◆ Task instructions ◆
Determine how many lines include the word "错误的是", then give that number and nothing more.

▬▬▬

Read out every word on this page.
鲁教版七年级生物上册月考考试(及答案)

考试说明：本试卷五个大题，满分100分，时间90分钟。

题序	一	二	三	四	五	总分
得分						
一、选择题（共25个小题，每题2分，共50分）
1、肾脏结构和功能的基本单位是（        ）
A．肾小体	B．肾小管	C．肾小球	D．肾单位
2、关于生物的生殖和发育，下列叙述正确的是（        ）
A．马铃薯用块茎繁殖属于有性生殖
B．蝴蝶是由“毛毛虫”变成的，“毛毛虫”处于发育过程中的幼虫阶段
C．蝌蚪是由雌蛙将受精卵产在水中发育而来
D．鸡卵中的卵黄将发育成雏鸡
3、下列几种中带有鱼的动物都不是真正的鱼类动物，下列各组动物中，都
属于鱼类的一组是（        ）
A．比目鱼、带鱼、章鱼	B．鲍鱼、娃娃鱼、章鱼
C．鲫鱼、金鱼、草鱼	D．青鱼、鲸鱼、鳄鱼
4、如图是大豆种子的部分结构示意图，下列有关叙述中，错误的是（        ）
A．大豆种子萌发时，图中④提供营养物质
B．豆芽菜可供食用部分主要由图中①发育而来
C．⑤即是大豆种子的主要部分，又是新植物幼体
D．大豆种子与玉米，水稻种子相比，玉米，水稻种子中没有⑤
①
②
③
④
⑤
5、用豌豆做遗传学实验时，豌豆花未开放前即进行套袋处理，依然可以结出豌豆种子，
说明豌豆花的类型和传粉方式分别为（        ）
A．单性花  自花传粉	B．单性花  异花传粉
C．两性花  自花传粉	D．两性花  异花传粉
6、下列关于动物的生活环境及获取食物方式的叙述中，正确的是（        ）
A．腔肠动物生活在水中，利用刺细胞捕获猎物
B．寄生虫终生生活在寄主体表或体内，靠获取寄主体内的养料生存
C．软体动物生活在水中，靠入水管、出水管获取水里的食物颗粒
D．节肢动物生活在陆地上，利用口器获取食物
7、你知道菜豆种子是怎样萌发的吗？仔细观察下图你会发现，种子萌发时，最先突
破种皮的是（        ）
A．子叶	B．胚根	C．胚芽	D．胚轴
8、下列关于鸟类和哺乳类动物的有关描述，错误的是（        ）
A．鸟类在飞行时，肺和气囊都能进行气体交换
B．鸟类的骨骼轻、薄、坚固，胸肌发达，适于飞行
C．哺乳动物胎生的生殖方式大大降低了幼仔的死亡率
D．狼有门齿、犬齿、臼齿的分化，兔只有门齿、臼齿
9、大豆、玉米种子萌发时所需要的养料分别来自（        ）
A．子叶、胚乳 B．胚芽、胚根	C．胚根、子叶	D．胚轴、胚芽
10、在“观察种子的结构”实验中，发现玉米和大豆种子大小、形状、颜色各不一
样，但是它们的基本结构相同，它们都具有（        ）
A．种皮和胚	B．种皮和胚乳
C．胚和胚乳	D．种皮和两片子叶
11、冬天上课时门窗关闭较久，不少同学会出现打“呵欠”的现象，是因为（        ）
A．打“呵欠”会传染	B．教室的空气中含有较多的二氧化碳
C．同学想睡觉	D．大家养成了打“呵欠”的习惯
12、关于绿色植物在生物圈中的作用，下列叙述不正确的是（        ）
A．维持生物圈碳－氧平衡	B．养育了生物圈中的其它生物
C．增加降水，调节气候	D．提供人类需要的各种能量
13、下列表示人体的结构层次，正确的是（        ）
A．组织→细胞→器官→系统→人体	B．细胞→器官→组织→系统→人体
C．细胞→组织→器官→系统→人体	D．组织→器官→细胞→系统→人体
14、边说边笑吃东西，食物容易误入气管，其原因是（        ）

▬▬▬

◆ Exercise solution ◆
2